=== TASK INSTRUCTIONS ===
Each entry below must be repeated word for word.

=== INPUT ===
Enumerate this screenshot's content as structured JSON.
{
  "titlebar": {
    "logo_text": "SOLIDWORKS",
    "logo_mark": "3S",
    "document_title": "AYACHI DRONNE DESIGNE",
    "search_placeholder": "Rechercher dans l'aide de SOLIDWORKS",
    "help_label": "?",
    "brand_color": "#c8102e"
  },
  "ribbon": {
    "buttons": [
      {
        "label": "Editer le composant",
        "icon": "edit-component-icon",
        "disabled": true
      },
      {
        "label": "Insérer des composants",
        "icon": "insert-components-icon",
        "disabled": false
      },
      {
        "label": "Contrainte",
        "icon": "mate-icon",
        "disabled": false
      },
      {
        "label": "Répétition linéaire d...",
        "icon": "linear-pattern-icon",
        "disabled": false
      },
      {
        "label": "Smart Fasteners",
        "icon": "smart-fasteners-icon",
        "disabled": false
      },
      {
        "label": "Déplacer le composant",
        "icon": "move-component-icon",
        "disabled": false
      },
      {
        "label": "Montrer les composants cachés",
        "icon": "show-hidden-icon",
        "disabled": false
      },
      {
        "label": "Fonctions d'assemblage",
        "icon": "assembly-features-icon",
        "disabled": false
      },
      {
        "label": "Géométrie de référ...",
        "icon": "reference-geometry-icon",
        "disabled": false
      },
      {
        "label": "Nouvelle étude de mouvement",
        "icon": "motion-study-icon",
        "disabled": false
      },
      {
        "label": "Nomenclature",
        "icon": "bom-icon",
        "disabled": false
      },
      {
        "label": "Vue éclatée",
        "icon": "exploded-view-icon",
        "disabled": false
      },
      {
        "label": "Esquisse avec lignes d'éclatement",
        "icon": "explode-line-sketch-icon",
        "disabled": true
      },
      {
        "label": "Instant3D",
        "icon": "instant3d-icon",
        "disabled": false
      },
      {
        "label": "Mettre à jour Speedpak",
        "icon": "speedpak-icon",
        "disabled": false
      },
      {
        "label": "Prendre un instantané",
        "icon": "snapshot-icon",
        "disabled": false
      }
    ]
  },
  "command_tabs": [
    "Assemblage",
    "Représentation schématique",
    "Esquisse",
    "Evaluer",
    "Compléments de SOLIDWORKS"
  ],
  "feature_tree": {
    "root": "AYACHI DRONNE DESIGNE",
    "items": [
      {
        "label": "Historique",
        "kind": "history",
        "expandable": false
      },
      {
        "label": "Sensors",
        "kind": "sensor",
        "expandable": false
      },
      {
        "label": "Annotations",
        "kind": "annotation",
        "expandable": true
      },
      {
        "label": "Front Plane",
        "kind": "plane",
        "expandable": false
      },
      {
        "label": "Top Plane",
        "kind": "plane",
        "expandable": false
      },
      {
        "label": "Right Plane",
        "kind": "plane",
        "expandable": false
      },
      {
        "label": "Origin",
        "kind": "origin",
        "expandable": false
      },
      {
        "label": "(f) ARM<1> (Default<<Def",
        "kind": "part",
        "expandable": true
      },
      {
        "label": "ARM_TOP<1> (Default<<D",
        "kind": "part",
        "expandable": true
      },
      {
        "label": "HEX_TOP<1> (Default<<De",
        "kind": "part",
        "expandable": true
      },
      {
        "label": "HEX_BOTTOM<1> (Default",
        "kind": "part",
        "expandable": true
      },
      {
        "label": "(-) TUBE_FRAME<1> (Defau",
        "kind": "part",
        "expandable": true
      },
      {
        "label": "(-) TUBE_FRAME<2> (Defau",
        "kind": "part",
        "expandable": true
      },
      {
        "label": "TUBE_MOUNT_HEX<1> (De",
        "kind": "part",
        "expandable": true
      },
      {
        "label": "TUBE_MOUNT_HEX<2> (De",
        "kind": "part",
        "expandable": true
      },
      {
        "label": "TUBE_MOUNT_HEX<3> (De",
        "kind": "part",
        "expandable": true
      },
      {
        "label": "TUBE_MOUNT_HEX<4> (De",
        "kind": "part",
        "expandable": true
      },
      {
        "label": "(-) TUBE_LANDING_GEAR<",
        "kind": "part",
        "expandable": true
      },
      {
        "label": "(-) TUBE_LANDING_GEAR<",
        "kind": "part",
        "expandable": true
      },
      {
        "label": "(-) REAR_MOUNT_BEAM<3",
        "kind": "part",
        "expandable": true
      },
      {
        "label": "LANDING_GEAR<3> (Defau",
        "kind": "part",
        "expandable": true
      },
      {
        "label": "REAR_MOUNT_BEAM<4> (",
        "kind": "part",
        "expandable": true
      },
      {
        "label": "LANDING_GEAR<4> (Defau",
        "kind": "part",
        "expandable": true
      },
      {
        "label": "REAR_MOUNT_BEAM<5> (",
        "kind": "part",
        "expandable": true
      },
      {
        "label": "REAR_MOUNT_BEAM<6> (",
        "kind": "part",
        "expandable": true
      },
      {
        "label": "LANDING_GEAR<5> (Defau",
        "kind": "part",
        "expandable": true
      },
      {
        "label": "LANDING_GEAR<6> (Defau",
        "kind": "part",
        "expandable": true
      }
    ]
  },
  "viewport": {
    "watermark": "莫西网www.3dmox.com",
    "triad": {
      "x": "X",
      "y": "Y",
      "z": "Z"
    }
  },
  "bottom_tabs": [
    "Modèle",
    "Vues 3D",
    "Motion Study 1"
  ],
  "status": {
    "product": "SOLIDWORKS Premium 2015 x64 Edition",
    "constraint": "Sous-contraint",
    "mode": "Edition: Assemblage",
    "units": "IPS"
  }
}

=== ANSWER TO THIS EXERCISE ===
Enumerate this screenshot's content as structured JSON.
{
  "titlebar": {
    "logo_text": "SOLIDWORKS",
    "logo_mark": "3S",
    "document_title": "AYACHI DRONNE DESIGNE",
    "search_placeholder": "Rechercher dans l'aide de SOLIDWORKS",
    "help_label": "?",
    "brand_color": "#c8102e"
  },
  "ribbon": {
    "buttons": [
      {
        "label": "Editer le composant",
        "icon": "edit-component-icon",
        "disabled": true
      },
      {
        "label": "Insérer des composants",
        "icon": "insert-components-icon",
        "disabled": false
      },
      {
        "label": "Contrainte",
        "icon": "mate-icon",
        "disabled": false
      },
      {
        "label": "Répétition linéaire d...",
        "icon": "linear-pattern-icon",
        "disabled": false
      },
      {
        "label": "Smart Fasteners",
        "icon": "smart-fasteners-icon",
        "disabled": false
      },
      {
        "label": "Déplacer le composant",
        "icon": "move-component-icon",
        "disabled": false
      },
      {
        "label": "Montrer les composants cachés",
        "icon": "show-hidden-icon",
        "disabled": false
      },
      {
        "label": "Fonctions d'assemblage",
        "icon": "assembly-features-icon",
        "disabled": false
      },
      {
        "label": "Géométrie de référ...",
        "icon": "reference-geometry-icon",
        "disabled": false
      },
      {
        "label": "Nouvelle étude de mouvement",
        "icon": "motion-study-icon",
        "disabled": false
      },
      {
        "label": "Nomenclature",
        "icon": "bom-icon",
        "disabled": false
      },
      {
        "label": "Vue éclatée",
        "icon": "exploded-view-icon",
        "disabled": false
      },
      {
        "label": "Esquisse avec lignes d'éclatement",
        "icon": "explode-line-sketch-icon",
        "disabled": true
      },
      {
        "label": "Instant3D",
        "icon": "instant3d-icon",
        "disabled": false
      },
      {
        "label": "Mettre à jour Speedpak",
        "icon": "speedpak-icon",
        "disabled": false
      },
      {
        "label": "Prendre un instantané",
        "icon": "snapshot-icon",
        "disabled": false
      }
    ]
  },
  "command_tabs": [
    "Assemblage",
    "Représentation schématique",
    "Esquisse",
    "Evaluer",
    "Compléments de SOLIDWORKS"
  ],
  "feature_tree": {
    "root": "AYACHI DRONNE DESIGNE",
    "items": [
      {
        "label": "Historique",
        "kind": "history",
        "expandable": false
      },
      {
        "label": "Sensors",
        "kind": "sensor",
        "expandable": false
      },
      {
        "label": "Annotations",
        "kind": "annotation",
        "expandable": true
      },
      {
        "label": "Front Plane",
        "kind": "plane",
        "expandable": false
      },
      {
        "label": "Top Plane",
        "kind": "plane",
        "expandable": false
      },
      {
        "label": "Right Plane",
        "kind": "plane",
        "expandable": false
      },
      {
        "label": "Origin",
        "kind": "origin",
        "expandable": false
      },
      {
        "label": "(f) ARM<1> (Default<<Def",
        "kind": "part",
        "expandable": true
      },
      {
        "label": "ARM_TOP<1> (Default<<D",
        "kind": "part",
        "expandable": true
      },
      {
        "label": "HEX_TOP<1> (Default<<De",
        "kind": "part",
        "expandable": true
      },
      {
        "label": "HEX_BOTTOM<1> (Default",
        "kind": "part",
        "expandable": true
      },
      {
        "label": "(-) TUBE_FRAME<1> (Defau",
        "kind": "part",
        "expandable": true
      },
      {
        "label": "(-) TUBE_FRAME<2> (Defau",
        "kind": "part",
        "expandable": true
      },
      {
        "label": "TUBE_MOUNT_HEX<1> (De",
        "kind": "part",
        "expandable": true
      },
      {
        "label": "TUBE_MOUNT_HEX<2> (De",
        "kind": "part",
        "expandable": true
      },
      {
        "label": "TUBE_MOUNT_HEX<3> (De",
        "kind": "part",
        "expandable": true
      },
      {
        "label": "TUBE_MOUNT_HEX<4> (De",
        "kind": "part",
        "expandable": true
      },
      {
        "label": "(-) TUBE_LANDING_GEAR<",
        "kind": "part",
        "expandable": true
      },
      {
        "label": "(-) TUBE_LANDING_GEAR<",
        "kind": "part",
        "expandable": true
      },
      {
        "label": "(-) REAR_MOUNT_BEAM<3",
        "kind": "part",
        "expandable": true
      },
      {
        "label": "LANDING_GEAR<3> (Defau",
        "kind": "part",
        "expandable": true
      },
      {
        "label": "REAR_MOUNT_BEAM<4> (",
        "kind": "part",
        "expandable": true
      },
      {
        "label": "LANDING_GEAR<4> (Defau",
        "kind": "part",
        "expandable": true
      },
      {
        "label": "REAR_MOUNT_BEAM<5> (",
        "kind": "part",
        "expandable": true
      },
      {
        "label": "REAR_MOUNT_BEAM<6> (",
        "kind": "part",
        "expandable": true
      },
      {
        "label": "LANDING_GEAR<5> (Defau",
        "kind": "part",
        "expandable": true
      },
      {
        "label": "LANDING_GEAR<6> (Defau",
        "kind": "part",
        "expandable": true
      }
    ]
  },
  "viewport": {
    "watermark": "莫西网www.3dmox.com",
    "triad": {
      "x": "X",
      "y": "Y",
      "z": "Z"
    }
  },
  "bottom_tabs": [
    "Modèle",
    "Vues 3D",
    "Motion Study 1"
  ],
  "status": {
    "product": "SOLIDWORKS Premium 2015 x64 Edition",
    "constraint": "Sous-contraint",
    "mode": "Edition: Assemblage",
    "units": "IPS"
  }
}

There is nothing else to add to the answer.